━━━ Passage given ━━━

The port began receiving heavy cargo for the cracker construction project in early September. The largest piece was a 960 ton gasoline fractionator 193 feet long, 36 feet wide and 41 feet tall. The largest vessels, such as the gasoline and propylene fractionators, are too big to be transported overland to the job site in south Jefferson County. They will be driven onto a barge and moved by water to their destination.

The propylene fractionator was only one foot shorter than the ship that it was riding on. The m.v. Fairlift, a specialized heavy lift ship operated by Jumbo Shipping Co., arrived in the port from Changwon, Korea, to join her sister ship, the m.v. Fairmast. The two ships were "double-banked" - or moored alongside one-another - to perform the unusual unloading operation.

━━━ Supplied entries ━━━

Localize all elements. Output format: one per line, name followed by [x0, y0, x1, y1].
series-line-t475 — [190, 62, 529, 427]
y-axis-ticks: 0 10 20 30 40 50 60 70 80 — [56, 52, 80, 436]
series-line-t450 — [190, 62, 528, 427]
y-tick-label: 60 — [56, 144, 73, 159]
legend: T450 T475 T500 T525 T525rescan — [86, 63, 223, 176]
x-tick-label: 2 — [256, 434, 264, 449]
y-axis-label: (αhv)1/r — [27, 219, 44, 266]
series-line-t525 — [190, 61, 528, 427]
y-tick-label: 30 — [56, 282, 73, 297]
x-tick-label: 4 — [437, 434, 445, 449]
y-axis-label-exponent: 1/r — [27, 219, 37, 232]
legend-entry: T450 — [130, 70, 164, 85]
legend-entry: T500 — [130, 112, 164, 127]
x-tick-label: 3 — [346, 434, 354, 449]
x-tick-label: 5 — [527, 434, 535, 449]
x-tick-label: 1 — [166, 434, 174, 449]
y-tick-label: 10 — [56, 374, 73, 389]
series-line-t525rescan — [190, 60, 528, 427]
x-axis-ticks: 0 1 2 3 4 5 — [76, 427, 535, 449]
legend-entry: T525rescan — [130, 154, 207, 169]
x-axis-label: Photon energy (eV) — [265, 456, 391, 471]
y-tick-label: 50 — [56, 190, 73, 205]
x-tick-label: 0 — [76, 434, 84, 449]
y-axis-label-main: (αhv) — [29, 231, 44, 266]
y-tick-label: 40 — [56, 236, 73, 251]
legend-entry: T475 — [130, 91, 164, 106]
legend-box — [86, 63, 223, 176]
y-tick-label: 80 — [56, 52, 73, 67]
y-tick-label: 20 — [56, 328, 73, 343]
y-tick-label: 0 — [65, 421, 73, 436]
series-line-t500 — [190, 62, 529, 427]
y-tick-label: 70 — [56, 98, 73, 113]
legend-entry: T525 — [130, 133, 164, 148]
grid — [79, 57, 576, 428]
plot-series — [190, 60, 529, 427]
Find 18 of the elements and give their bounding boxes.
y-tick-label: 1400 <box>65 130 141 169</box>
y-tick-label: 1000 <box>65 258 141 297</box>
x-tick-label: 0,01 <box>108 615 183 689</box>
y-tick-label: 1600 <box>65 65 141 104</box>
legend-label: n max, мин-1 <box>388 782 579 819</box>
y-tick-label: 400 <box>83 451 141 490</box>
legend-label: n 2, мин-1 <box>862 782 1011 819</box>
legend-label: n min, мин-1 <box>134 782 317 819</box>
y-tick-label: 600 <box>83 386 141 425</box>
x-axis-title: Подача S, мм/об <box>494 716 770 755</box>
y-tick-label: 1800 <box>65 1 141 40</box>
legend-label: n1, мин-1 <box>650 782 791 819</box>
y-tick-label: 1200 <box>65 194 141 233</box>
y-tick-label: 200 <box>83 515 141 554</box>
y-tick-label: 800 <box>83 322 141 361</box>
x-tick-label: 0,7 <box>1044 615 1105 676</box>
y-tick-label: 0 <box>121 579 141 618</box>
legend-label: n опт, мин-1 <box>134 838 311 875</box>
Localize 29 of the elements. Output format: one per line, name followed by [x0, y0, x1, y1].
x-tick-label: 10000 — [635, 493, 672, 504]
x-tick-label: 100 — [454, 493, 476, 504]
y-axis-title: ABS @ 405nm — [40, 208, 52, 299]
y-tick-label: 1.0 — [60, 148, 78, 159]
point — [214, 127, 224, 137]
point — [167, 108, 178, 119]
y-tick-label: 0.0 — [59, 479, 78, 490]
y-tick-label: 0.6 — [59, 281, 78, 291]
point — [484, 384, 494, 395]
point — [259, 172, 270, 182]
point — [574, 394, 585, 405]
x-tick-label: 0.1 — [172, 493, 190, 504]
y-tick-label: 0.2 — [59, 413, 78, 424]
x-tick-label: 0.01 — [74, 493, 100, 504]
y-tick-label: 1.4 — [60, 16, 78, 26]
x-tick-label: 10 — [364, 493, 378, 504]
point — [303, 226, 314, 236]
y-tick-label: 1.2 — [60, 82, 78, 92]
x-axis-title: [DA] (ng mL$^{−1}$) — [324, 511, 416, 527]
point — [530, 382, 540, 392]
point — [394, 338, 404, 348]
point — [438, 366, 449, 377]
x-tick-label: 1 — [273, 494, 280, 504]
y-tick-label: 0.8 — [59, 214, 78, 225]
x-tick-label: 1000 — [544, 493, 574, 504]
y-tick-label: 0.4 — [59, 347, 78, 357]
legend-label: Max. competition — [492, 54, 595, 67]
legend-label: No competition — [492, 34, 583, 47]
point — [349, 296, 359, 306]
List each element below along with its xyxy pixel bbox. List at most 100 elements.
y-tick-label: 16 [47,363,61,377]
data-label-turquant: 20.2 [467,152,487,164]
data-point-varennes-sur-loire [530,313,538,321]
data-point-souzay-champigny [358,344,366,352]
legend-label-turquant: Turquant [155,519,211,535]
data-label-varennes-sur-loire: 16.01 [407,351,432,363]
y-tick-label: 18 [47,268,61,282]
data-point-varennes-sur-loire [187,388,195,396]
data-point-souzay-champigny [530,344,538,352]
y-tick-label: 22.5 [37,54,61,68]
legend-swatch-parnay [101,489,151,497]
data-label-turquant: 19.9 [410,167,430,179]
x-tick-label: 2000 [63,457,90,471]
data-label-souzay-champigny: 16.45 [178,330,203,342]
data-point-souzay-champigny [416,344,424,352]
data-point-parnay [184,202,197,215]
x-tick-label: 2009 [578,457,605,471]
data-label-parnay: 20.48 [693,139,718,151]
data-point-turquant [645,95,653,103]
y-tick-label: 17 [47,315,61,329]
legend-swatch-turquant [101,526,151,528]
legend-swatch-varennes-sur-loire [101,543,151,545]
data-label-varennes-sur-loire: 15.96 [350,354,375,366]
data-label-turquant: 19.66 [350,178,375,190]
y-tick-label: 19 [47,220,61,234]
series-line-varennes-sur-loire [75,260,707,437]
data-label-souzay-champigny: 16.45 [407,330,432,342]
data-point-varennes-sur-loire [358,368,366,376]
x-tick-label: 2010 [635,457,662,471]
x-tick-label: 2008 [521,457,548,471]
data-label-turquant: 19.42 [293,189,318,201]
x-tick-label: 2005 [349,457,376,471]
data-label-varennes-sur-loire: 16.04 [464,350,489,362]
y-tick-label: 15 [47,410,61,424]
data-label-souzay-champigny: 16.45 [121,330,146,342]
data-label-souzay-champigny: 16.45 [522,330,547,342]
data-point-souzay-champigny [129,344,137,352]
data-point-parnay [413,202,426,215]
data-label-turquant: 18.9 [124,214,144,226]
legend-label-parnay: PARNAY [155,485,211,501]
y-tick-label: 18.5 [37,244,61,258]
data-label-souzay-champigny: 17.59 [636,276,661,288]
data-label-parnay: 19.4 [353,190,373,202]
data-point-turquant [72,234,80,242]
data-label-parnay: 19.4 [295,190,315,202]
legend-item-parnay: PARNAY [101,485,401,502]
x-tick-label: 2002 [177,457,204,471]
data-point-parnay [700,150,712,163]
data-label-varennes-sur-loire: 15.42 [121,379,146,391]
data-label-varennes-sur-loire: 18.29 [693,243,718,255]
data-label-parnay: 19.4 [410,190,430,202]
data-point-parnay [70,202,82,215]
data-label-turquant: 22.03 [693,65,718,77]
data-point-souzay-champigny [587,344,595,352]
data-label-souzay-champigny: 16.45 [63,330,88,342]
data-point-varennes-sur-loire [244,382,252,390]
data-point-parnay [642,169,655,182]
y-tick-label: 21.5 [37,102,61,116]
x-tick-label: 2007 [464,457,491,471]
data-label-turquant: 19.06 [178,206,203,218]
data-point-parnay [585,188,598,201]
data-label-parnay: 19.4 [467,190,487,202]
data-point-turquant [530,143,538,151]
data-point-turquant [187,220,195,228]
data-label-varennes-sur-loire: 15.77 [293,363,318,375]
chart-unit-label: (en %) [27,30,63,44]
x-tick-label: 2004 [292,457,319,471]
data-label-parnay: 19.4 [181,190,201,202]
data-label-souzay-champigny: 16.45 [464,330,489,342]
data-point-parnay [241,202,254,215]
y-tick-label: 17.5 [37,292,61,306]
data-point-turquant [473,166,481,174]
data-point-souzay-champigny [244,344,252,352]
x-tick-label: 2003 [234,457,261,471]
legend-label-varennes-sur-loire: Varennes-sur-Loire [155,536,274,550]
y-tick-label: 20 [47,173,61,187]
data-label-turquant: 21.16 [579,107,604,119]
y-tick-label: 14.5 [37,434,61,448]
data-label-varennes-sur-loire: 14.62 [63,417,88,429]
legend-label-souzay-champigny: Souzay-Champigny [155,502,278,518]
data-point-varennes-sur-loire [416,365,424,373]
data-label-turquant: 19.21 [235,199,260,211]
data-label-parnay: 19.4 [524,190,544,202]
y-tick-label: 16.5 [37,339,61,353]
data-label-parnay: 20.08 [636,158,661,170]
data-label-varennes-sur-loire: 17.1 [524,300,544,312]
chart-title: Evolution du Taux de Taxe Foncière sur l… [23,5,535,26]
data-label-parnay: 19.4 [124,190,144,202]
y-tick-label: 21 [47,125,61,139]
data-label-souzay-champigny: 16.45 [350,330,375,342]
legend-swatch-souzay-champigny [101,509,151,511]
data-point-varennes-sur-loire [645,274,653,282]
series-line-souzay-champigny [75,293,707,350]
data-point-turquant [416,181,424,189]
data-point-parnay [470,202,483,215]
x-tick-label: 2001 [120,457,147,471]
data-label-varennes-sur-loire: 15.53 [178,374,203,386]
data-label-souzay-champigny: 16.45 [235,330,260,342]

━━━

▸ Work to complete
1. Update the passage on the port's cargo, starting with "The port began" and going on through "to their destination.", so that "barge" becomes "pontoon".
2. Do these statements agree with the passage on the port's cargo? Answer yes or no for each and quote the words that decide it.
(a) The gasoline fractionator weighed 960 tons.
(b) The m.v. Fairlift came to the port from Changwon, Korea.
(c) The largest vessels will be carried overland to the job site.
The records were taken from a separate source and are unrelated to the text.

▸ Solutions
1.
The port began receiving heavy cargo for the cracker construction project in early September. The largest piece was a 960 ton gasoline fractionator 193 feet long, 36 feet wide and 41 feet tall. The largest vessels, such as the gasoline and propylene fractionators, are too big to be transported overland to the job site in south Jefferson County. They will be driven onto a pontoon and moved by water to their destination.

2.
(a) Yes: "The largest piece was a 960 ton gasoline fractionator"
(b) Yes: "arrived in the port from Changwon, Korea"
(c) No: "are too big to be transported overland to the job site in south Jefferson County"